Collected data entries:
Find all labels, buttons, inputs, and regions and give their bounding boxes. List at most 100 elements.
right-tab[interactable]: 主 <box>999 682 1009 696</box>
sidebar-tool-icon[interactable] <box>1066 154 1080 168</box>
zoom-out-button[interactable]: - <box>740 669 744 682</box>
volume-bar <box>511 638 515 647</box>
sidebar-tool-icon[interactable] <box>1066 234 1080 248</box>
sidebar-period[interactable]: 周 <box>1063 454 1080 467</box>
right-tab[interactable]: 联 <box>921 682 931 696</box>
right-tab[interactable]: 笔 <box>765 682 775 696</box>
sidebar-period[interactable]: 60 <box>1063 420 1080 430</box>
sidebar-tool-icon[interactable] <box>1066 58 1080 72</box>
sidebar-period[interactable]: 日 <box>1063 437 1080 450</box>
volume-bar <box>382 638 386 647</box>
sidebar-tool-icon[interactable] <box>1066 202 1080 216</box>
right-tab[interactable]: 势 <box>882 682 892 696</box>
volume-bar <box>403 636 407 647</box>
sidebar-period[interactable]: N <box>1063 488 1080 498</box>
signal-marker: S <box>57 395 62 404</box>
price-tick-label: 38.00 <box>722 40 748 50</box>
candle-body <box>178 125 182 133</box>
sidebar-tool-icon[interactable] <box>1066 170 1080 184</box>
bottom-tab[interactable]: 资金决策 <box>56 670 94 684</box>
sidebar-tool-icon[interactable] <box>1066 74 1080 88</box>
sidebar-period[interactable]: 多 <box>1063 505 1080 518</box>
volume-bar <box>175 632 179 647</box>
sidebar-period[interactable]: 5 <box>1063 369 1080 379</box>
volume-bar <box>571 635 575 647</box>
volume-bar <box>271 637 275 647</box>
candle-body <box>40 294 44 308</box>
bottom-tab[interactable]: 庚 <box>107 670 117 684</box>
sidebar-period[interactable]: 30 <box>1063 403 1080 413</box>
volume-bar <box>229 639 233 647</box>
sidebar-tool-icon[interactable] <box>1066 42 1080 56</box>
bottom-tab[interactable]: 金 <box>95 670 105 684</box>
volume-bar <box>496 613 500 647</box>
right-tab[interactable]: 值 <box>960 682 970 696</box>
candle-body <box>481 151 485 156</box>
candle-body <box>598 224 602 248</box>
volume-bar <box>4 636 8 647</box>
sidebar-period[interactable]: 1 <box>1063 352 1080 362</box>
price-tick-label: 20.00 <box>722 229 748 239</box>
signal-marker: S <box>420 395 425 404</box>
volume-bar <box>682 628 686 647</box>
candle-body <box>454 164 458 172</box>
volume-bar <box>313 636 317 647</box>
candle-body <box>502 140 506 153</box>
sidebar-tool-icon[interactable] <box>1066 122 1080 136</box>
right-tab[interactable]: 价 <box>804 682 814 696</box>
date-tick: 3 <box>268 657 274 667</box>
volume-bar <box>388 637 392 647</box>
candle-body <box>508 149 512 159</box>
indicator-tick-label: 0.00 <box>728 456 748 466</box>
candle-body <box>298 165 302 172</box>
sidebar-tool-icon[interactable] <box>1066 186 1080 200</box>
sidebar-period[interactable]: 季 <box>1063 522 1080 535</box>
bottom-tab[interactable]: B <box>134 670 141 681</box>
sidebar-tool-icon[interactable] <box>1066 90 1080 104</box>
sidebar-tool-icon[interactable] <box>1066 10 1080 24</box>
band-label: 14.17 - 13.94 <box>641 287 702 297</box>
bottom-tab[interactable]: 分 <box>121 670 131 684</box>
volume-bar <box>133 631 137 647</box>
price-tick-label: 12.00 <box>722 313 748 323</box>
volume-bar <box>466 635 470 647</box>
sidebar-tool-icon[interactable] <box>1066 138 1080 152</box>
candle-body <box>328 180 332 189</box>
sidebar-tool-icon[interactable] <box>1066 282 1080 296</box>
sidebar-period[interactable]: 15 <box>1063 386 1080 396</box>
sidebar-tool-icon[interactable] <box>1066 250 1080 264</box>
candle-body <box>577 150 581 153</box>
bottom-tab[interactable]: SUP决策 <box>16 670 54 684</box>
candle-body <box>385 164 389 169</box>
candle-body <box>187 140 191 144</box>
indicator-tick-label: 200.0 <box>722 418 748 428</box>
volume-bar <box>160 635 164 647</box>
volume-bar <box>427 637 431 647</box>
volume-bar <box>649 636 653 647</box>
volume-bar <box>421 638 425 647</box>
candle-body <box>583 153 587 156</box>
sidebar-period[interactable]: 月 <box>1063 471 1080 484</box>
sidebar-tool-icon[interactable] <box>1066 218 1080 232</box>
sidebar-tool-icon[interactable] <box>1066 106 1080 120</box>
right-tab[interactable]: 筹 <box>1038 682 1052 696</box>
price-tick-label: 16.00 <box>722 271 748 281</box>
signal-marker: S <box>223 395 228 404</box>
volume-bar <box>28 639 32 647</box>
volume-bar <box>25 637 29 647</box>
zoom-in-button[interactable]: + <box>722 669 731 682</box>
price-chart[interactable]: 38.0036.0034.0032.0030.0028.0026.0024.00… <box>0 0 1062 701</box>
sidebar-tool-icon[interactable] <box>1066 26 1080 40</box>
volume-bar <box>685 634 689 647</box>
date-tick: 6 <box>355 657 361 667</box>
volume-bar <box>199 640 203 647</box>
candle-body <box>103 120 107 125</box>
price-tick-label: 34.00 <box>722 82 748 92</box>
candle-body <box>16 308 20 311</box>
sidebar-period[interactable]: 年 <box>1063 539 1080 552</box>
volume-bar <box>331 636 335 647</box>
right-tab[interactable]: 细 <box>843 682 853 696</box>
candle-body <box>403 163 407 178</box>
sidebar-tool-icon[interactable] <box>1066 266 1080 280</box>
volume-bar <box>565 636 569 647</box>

■ Challenge
Write out everything from the start of the entries above down to the line containing "sidebar-tool-icon[interactable] <box>1066 42", including that line.

■ Solved exercise
Find all labels, buttons, inputs, and regions and give their bounding boxes. List at most 100 elements.
right-tab[interactable]: 主 <box>999 682 1009 696</box>
sidebar-tool-icon[interactable] <box>1066 154 1080 168</box>
zoom-out-button[interactable]: - <box>740 669 744 682</box>
volume-bar <box>511 638 515 647</box>
sidebar-tool-icon[interactable] <box>1066 234 1080 248</box>
sidebar-period[interactable]: 周 <box>1063 454 1080 467</box>
right-tab[interactable]: 联 <box>921 682 931 696</box>
right-tab[interactable]: 笔 <box>765 682 775 696</box>
sidebar-period[interactable]: 60 <box>1063 420 1080 430</box>
sidebar-tool-icon[interactable] <box>1066 58 1080 72</box>
sidebar-period[interactable]: 日 <box>1063 437 1080 450</box>
volume-bar <box>382 638 386 647</box>
sidebar-tool-icon[interactable] <box>1066 202 1080 216</box>
right-tab[interactable]: 势 <box>882 682 892 696</box>
volume-bar <box>403 636 407 647</box>
sidebar-period[interactable]: N <box>1063 488 1080 498</box>
signal-marker: S <box>57 395 62 404</box>
price-tick-label: 38.00 <box>722 40 748 50</box>
candle-body <box>178 125 182 133</box>
sidebar-tool-icon[interactable] <box>1066 170 1080 184</box>
bottom-tab[interactable]: 资金决策 <box>56 670 94 684</box>
sidebar-tool-icon[interactable] <box>1066 74 1080 88</box>
sidebar-period[interactable]: 多 <box>1063 505 1080 518</box>
volume-bar <box>175 632 179 647</box>
sidebar-period[interactable]: 5 <box>1063 369 1080 379</box>
volume-bar <box>571 635 575 647</box>
volume-bar <box>271 637 275 647</box>
candle-body <box>40 294 44 308</box>
bottom-tab[interactable]: 庚 <box>107 670 117 684</box>
sidebar-period[interactable]: 30 <box>1063 403 1080 413</box>
volume-bar <box>229 639 233 647</box>
sidebar-tool-icon[interactable] <box>1066 42 1080 56</box>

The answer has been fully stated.